What is needed:
Copy every line of the following data that includes the string "text".

-- Exercise inputs start --

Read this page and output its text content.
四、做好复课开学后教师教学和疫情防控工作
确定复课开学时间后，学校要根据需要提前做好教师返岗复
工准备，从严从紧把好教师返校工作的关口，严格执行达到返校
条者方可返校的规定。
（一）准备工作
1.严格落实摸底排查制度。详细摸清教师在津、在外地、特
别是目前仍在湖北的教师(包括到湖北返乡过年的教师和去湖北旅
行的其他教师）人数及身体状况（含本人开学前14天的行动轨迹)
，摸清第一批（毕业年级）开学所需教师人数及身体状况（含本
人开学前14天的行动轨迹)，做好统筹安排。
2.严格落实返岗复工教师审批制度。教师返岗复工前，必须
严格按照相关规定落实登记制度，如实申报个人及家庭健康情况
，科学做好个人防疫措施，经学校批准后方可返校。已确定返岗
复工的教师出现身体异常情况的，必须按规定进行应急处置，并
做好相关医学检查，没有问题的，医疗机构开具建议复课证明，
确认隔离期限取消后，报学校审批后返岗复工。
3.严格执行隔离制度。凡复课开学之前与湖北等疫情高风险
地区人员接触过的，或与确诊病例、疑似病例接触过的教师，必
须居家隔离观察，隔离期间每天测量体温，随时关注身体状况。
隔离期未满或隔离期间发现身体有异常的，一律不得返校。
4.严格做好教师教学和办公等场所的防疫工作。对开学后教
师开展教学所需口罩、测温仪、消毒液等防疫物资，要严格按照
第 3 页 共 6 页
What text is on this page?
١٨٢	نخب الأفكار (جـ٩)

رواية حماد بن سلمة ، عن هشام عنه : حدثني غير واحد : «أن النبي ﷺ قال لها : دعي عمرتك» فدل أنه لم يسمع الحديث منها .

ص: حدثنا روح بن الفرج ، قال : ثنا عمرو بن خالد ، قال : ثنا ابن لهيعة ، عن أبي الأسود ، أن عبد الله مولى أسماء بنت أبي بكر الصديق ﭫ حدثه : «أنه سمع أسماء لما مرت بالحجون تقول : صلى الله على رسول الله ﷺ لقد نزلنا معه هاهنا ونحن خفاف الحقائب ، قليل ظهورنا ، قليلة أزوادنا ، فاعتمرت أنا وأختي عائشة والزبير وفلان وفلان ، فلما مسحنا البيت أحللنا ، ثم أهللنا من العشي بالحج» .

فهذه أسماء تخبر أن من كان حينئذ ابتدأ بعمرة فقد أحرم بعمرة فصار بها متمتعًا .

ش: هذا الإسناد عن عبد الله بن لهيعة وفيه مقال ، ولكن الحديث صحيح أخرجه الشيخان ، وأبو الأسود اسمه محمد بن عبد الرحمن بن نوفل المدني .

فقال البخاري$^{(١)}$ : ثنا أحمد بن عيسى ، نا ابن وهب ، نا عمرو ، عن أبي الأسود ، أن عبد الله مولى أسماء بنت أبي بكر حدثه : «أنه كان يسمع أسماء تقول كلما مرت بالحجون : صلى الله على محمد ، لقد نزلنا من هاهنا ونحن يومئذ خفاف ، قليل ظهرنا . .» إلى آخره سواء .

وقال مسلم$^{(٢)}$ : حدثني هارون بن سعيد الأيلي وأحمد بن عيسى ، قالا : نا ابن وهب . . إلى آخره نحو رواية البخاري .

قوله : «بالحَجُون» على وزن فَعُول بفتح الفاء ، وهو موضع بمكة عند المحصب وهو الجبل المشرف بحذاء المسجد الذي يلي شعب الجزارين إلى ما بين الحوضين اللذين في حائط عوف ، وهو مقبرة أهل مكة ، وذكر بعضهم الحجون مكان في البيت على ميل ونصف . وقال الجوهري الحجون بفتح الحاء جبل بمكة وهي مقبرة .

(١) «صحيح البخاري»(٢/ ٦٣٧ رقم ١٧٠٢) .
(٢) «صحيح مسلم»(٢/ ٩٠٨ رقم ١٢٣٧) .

-- Exercise inputs end --

Exercise solution:
Read this page and output its text content.
What text is on this page?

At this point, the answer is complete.